What you are asked to do
In the data below, find every line that has the string "screenshot", and copy it.

Exercise materials
============
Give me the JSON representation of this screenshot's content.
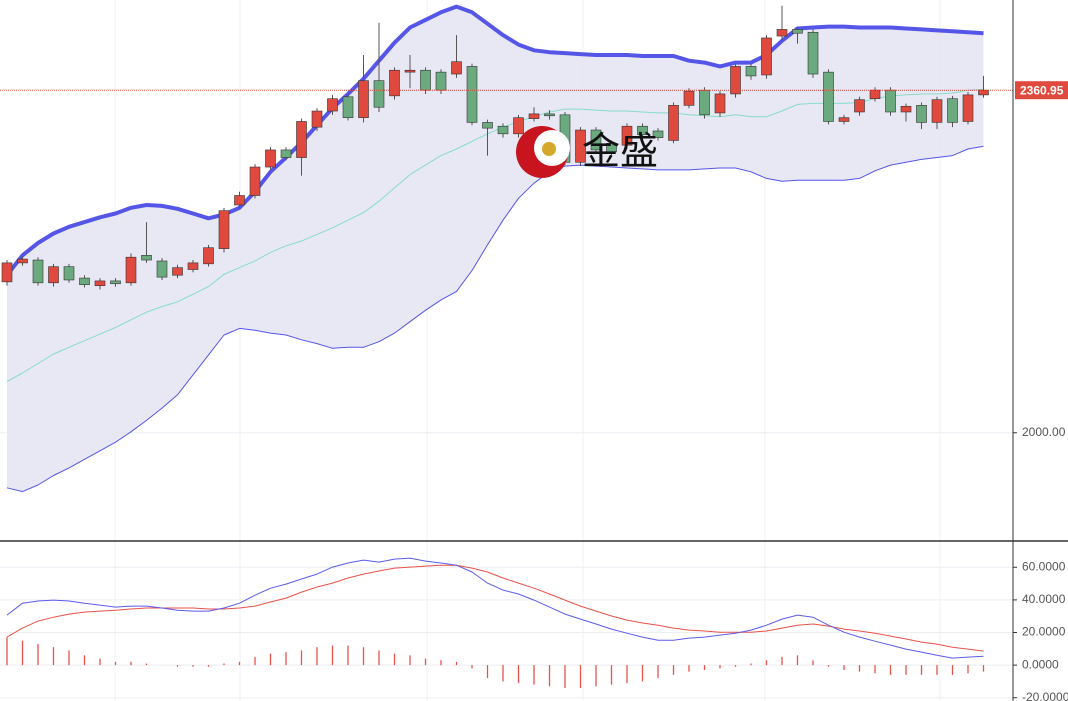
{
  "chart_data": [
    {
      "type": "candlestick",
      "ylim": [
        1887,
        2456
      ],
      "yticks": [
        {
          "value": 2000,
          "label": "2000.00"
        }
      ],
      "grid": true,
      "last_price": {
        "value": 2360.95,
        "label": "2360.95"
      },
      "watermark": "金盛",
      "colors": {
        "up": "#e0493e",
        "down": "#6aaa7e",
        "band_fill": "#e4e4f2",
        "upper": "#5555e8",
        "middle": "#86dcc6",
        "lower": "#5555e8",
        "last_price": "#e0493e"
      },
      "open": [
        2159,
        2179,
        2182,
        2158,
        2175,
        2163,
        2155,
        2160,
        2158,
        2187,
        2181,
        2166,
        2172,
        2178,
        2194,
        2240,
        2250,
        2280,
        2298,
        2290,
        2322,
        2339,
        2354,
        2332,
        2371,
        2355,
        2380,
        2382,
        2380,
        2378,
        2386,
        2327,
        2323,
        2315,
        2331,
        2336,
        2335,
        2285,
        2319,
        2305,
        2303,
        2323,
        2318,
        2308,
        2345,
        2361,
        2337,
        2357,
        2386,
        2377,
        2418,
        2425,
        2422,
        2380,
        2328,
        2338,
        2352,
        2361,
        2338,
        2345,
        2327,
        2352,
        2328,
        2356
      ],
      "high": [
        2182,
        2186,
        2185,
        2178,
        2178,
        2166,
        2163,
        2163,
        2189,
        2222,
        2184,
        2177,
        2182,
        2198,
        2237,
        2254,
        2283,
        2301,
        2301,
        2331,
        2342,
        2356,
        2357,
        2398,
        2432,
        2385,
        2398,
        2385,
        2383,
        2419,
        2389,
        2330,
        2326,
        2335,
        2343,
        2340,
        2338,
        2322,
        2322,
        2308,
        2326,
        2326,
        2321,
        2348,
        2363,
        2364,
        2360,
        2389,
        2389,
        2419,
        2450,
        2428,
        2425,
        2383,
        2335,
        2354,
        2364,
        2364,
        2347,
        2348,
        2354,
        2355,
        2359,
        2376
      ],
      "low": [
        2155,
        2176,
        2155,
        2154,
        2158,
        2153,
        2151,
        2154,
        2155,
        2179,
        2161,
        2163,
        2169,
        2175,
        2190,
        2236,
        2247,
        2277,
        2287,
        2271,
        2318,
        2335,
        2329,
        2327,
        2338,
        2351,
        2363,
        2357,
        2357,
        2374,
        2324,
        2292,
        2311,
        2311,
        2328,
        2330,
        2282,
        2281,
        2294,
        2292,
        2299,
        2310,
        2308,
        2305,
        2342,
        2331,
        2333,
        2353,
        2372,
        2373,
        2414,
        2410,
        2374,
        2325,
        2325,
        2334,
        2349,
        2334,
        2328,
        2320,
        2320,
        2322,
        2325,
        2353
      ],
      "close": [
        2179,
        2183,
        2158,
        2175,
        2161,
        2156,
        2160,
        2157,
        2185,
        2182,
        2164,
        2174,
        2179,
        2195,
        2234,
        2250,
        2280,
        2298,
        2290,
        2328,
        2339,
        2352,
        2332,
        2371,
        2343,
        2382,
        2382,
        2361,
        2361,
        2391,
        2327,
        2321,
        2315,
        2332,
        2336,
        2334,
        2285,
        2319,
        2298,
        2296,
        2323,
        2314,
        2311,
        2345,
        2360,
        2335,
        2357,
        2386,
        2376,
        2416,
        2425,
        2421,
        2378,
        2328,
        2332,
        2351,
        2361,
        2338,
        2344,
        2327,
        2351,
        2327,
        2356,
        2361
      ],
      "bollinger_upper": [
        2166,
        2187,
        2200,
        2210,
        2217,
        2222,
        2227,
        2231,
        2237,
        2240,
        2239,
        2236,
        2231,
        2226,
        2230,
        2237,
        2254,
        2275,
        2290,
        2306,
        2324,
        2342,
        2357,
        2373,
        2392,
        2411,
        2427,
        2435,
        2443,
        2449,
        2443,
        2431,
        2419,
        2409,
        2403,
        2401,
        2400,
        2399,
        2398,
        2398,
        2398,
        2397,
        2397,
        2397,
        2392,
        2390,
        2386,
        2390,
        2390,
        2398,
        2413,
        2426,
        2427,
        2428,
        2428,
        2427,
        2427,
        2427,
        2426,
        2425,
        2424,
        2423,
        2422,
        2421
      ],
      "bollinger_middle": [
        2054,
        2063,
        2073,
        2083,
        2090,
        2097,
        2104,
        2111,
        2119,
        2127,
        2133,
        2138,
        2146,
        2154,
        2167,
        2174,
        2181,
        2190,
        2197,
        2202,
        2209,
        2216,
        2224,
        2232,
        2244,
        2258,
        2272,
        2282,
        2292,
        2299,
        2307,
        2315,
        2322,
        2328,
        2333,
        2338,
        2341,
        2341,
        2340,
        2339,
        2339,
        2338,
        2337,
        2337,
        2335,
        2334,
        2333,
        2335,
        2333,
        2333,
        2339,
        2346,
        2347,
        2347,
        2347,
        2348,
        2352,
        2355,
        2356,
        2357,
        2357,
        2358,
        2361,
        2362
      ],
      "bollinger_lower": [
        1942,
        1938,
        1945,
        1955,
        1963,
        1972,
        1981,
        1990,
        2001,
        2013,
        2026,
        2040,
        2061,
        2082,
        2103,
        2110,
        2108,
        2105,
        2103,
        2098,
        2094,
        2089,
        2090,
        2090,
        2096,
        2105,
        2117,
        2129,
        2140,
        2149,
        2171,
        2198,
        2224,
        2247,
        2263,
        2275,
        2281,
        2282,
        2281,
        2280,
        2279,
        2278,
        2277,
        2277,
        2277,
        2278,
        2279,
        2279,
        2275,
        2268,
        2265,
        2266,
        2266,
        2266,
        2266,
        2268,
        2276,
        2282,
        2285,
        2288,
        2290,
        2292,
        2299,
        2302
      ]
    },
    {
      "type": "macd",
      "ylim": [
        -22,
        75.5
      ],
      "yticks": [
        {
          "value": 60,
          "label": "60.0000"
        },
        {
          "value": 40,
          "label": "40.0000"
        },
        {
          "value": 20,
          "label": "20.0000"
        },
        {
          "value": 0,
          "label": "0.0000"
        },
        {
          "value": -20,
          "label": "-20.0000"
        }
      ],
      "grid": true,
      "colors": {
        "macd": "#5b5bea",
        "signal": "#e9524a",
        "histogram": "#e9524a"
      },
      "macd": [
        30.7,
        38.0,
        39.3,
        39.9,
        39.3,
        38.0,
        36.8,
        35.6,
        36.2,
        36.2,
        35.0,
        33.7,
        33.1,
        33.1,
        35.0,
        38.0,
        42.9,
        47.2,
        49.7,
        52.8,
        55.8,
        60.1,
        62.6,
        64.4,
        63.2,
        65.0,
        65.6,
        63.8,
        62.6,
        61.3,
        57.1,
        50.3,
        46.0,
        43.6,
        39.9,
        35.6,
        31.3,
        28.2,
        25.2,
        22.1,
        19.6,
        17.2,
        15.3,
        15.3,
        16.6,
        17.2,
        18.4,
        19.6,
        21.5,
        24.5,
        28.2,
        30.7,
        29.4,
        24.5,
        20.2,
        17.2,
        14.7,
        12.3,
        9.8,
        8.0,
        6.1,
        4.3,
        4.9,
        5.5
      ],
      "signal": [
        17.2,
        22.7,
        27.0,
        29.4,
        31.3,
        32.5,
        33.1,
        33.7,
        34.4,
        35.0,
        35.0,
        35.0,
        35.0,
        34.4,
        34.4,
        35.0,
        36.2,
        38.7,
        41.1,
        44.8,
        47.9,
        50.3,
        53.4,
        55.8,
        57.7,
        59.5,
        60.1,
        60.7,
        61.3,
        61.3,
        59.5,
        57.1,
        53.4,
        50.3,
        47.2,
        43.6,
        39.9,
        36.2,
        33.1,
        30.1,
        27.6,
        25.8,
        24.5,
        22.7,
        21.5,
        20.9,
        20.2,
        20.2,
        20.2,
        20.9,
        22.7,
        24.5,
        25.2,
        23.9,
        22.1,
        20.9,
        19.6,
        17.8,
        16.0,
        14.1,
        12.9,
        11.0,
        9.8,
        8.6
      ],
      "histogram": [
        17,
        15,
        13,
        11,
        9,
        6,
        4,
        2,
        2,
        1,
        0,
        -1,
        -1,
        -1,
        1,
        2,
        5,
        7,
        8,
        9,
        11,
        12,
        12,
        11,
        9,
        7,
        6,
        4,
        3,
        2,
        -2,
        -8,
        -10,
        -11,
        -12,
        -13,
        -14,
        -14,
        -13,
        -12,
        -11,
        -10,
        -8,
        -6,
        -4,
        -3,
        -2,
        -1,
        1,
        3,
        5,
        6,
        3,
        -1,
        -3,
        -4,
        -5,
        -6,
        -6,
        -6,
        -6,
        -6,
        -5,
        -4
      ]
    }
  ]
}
============
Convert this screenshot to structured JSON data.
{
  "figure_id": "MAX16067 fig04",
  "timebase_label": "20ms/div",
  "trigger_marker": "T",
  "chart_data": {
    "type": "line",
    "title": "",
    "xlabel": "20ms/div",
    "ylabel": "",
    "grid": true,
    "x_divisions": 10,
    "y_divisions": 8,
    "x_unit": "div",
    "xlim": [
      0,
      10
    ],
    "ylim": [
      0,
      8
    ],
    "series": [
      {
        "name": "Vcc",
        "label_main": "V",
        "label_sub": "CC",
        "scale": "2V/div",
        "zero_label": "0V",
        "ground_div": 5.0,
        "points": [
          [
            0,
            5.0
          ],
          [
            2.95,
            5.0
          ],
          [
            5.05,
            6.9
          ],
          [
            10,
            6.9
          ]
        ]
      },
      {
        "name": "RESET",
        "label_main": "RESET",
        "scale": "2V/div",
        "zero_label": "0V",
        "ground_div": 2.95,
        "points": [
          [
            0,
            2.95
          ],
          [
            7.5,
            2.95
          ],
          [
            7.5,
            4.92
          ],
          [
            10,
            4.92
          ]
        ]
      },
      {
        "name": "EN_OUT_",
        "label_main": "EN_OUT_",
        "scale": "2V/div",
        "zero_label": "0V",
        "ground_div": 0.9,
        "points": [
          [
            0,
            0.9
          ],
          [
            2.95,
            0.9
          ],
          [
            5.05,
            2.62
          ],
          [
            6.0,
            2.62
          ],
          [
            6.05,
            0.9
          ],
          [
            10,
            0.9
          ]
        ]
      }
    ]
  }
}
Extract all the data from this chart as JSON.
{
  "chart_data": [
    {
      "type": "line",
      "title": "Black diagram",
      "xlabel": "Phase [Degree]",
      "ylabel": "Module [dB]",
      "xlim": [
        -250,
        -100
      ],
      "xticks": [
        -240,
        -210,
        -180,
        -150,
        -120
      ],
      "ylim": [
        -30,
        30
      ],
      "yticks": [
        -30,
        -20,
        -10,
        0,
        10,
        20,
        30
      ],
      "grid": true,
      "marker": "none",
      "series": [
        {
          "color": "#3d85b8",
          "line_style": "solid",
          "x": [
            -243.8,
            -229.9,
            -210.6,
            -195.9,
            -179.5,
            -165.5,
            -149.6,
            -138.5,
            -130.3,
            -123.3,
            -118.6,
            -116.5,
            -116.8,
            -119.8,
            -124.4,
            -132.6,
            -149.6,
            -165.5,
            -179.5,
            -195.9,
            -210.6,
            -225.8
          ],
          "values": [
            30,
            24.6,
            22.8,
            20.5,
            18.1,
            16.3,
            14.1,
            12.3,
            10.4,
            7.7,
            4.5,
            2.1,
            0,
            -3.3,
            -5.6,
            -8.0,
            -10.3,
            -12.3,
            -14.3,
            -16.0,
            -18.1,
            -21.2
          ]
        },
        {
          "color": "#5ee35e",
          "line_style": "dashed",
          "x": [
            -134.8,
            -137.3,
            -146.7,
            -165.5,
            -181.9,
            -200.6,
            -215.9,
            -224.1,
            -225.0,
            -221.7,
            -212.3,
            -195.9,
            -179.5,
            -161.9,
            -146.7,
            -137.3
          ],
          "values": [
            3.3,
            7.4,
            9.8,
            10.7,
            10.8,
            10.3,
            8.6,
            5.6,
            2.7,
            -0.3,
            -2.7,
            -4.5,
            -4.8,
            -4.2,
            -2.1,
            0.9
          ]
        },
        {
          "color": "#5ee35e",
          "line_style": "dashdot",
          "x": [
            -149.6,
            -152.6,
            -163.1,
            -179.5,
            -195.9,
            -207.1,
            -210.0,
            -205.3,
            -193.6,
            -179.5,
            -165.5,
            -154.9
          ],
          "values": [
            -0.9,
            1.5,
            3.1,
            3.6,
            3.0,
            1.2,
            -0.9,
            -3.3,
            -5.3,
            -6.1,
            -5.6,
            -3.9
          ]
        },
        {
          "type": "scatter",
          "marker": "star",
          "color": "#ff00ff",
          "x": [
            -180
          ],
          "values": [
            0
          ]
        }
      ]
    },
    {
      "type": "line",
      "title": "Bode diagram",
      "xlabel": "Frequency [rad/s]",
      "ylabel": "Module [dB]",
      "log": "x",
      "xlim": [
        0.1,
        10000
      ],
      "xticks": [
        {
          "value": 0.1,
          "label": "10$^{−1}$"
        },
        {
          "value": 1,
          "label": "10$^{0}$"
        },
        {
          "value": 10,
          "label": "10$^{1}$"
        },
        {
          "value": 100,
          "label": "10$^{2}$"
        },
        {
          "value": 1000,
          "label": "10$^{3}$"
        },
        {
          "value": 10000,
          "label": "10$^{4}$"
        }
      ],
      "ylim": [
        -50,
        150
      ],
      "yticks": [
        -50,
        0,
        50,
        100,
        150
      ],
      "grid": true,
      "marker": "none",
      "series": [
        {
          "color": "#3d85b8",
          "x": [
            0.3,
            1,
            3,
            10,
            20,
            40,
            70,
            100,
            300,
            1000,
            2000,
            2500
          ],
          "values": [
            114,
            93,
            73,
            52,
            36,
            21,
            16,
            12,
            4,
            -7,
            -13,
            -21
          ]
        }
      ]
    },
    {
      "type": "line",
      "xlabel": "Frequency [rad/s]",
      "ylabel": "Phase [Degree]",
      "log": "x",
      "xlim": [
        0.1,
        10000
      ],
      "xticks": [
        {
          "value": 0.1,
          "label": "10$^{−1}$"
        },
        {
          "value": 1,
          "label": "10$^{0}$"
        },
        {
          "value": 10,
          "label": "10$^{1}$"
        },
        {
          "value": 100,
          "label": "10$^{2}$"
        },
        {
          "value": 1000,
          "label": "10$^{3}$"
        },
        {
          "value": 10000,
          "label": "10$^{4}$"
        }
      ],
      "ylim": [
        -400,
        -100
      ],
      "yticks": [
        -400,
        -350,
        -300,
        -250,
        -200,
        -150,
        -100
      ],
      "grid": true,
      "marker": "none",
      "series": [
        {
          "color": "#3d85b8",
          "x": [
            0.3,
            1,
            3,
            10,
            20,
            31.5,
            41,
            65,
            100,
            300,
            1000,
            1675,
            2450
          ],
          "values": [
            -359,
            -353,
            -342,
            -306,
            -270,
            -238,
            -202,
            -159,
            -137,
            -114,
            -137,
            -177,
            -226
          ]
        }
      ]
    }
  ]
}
============
Response to this exercise
Give me the JSON representation of this screenshot's content.
Convert this screenshot to structured JSON data.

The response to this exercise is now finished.